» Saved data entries
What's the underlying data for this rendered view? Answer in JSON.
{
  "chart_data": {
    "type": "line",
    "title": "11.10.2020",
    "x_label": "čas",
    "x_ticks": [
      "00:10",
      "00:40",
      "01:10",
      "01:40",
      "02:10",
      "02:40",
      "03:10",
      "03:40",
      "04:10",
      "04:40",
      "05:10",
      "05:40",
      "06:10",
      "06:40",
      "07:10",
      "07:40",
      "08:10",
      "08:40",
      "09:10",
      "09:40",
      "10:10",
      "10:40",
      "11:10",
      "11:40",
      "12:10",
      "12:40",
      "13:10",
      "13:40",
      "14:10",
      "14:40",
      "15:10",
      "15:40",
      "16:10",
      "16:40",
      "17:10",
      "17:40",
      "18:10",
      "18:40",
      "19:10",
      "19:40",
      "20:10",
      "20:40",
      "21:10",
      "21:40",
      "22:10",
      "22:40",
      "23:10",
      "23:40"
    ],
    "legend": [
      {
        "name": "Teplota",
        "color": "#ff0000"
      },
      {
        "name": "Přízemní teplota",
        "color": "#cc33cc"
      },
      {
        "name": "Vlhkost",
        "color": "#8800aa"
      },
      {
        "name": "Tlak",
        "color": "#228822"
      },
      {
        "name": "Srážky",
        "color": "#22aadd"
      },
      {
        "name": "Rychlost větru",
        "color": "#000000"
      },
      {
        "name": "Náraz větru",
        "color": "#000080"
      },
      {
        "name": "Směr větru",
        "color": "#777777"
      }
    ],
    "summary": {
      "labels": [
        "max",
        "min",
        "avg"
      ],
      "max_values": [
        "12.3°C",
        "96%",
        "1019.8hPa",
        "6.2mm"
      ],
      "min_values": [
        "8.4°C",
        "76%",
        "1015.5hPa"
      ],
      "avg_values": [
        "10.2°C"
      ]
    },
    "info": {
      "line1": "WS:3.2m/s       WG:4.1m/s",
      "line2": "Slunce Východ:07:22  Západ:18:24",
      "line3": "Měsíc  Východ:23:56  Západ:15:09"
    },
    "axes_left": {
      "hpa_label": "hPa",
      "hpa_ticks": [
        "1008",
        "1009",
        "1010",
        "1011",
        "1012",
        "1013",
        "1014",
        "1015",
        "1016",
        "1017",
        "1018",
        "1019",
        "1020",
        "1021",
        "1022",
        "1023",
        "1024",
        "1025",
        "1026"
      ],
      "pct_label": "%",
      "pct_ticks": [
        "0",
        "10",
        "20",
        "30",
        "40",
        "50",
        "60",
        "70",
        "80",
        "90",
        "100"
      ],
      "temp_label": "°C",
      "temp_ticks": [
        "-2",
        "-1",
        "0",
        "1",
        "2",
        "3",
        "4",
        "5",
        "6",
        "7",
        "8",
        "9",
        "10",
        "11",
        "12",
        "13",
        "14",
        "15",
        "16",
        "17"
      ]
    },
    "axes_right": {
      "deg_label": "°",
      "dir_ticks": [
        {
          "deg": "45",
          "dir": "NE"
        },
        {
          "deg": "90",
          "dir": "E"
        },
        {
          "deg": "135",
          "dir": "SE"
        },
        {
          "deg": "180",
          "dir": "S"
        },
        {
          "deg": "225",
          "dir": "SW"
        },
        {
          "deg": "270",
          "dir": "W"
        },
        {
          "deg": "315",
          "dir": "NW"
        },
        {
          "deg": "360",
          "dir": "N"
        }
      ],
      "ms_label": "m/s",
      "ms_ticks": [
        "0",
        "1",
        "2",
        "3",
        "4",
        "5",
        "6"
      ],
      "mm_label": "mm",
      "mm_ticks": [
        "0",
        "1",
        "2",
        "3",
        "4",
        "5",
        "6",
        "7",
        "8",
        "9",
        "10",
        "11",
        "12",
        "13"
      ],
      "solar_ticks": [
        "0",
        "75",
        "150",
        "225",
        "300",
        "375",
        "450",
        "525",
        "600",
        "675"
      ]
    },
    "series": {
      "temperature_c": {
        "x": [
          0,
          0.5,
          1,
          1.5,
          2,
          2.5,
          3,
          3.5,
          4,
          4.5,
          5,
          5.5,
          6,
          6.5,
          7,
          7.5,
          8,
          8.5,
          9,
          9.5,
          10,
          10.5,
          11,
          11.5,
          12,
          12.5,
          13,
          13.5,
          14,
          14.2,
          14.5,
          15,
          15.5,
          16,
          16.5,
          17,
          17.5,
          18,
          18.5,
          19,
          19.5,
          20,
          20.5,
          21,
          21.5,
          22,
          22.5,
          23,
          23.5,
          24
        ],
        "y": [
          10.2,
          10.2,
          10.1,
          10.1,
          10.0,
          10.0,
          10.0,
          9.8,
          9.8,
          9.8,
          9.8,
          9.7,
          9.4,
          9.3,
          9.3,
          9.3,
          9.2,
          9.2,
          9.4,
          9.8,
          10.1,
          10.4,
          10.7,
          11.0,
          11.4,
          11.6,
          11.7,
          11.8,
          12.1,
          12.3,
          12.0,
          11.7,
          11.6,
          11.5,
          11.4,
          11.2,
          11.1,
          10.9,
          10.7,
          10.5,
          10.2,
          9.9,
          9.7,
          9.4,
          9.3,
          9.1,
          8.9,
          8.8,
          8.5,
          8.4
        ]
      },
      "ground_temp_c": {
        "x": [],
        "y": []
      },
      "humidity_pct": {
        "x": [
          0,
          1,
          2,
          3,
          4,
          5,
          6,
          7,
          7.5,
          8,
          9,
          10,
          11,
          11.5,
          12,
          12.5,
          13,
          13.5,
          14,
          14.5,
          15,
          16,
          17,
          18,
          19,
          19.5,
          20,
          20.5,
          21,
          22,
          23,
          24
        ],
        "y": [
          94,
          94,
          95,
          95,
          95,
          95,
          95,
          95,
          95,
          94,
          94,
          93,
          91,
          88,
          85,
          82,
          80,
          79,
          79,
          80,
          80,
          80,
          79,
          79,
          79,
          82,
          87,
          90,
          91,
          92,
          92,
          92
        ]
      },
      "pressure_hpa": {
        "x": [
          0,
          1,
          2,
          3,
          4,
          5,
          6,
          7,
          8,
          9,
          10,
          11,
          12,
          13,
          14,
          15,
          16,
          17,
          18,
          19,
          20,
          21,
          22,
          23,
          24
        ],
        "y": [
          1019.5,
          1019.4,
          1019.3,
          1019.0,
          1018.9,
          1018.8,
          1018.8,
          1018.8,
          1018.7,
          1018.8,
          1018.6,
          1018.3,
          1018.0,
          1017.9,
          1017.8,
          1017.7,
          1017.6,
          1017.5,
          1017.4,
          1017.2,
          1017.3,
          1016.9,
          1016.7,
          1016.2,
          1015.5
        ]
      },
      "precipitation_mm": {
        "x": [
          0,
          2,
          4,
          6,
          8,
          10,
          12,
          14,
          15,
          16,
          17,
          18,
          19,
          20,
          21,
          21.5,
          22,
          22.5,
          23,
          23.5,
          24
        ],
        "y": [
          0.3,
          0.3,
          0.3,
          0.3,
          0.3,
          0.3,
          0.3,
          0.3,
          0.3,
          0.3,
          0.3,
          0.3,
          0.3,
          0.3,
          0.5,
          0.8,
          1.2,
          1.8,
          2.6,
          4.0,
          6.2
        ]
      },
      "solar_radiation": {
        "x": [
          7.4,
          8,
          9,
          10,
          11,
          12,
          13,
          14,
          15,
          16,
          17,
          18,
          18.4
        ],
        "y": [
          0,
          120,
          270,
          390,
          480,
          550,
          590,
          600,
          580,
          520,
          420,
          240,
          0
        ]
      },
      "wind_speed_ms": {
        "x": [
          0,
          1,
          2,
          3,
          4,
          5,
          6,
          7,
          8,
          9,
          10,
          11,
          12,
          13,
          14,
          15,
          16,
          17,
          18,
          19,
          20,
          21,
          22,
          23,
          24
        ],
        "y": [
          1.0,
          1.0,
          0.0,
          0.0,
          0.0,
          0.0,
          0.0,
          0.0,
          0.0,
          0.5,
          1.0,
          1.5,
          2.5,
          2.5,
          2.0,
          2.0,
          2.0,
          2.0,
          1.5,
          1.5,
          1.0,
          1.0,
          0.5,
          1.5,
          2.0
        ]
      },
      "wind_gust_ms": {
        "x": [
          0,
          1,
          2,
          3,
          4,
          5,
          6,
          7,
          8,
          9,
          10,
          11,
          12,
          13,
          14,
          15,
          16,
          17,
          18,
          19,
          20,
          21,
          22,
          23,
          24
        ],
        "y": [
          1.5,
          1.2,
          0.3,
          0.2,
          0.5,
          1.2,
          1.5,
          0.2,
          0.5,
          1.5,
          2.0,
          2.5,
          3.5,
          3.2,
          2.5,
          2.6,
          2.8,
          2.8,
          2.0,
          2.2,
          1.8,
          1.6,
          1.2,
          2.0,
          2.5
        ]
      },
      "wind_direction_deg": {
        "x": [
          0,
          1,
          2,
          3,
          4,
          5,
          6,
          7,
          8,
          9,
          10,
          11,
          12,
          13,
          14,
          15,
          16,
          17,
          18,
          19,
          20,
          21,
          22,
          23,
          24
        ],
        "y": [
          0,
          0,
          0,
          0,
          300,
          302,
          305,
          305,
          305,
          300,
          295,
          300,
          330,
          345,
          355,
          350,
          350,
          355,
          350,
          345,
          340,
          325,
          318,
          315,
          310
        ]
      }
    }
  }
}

» TASK REQUIREMENTS
In the listing, find each line with the string "Východ" and copy it.

» THE OUTPUT
      "line2": "Slunce Východ:07:22  Západ:18:24",
      "line3": "Měsíc  Východ:23:56  Západ:15:09"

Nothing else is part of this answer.